--- start of DATASET ---

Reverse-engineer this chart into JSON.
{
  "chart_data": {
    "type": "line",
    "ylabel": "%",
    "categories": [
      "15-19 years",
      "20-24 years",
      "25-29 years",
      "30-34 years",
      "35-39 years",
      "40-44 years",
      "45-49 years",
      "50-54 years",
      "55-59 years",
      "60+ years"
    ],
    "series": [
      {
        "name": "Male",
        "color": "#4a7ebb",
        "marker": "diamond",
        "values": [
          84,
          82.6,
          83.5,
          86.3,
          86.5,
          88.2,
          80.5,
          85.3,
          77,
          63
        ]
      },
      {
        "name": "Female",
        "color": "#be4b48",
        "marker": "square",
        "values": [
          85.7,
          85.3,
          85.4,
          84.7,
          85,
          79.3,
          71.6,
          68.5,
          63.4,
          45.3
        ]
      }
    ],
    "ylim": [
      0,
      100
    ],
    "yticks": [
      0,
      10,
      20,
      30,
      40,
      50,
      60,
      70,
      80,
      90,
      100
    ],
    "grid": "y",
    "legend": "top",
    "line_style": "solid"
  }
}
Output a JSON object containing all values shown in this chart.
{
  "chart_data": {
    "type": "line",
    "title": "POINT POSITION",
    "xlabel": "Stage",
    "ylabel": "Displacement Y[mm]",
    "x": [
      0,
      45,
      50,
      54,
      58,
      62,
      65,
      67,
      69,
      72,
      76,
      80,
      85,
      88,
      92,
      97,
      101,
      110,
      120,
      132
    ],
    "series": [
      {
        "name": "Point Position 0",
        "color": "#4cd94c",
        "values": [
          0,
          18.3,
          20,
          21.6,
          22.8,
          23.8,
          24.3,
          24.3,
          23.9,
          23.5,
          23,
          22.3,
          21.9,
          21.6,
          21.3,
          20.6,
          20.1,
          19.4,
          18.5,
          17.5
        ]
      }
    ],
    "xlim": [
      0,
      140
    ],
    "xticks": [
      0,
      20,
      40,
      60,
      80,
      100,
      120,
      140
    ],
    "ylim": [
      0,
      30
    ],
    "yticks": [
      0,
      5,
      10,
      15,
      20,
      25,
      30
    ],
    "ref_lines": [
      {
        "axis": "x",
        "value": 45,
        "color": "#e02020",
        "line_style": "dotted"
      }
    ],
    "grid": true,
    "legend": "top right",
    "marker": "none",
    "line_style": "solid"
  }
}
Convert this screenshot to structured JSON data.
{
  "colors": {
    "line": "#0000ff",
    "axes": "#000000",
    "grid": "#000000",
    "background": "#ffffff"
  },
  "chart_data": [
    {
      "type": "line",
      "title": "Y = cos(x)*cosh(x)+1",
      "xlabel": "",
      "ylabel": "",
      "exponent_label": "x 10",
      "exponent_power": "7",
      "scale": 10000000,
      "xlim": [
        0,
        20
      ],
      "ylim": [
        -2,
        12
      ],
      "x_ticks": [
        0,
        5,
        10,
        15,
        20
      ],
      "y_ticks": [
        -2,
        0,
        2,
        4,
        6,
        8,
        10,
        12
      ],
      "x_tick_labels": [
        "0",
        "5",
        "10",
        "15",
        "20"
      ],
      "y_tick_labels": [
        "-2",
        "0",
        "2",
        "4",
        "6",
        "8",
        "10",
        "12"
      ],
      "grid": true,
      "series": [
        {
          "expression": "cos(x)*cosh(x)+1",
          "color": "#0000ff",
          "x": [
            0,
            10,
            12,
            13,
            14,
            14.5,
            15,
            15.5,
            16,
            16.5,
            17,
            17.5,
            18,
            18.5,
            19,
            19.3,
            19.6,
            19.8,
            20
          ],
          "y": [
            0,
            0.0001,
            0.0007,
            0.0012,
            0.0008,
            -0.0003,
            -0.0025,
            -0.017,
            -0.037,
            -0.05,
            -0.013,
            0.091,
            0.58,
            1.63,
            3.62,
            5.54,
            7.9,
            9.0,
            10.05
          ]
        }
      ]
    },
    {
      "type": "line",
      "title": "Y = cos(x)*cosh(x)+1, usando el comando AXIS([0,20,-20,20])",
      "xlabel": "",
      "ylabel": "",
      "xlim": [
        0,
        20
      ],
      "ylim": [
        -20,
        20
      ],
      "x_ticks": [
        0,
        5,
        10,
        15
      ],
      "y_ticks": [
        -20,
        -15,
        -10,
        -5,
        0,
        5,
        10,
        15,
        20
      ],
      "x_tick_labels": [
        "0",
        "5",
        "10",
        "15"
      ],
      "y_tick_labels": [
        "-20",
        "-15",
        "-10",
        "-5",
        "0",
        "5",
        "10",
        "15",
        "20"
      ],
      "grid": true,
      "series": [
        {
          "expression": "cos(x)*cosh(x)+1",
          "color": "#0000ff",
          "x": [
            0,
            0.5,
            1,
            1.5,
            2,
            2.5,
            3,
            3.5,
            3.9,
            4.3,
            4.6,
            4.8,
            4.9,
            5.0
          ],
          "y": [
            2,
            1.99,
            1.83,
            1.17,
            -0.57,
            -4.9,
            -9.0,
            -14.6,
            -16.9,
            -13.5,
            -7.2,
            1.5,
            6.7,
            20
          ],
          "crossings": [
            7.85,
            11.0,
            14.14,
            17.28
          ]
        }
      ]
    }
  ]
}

--- end of DATASET ---

_WORK TO COMPLETE_
In the entries above, identify every line with the string "title".

_RESULT BELOW_
    "title": "POINT POSITION",
      "title": "Y = cos(x)*cosh(x)+1",
      "title": "Y = cos(x)*cosh(x)+1, usando el comando AXIS([0,20,-20,20])",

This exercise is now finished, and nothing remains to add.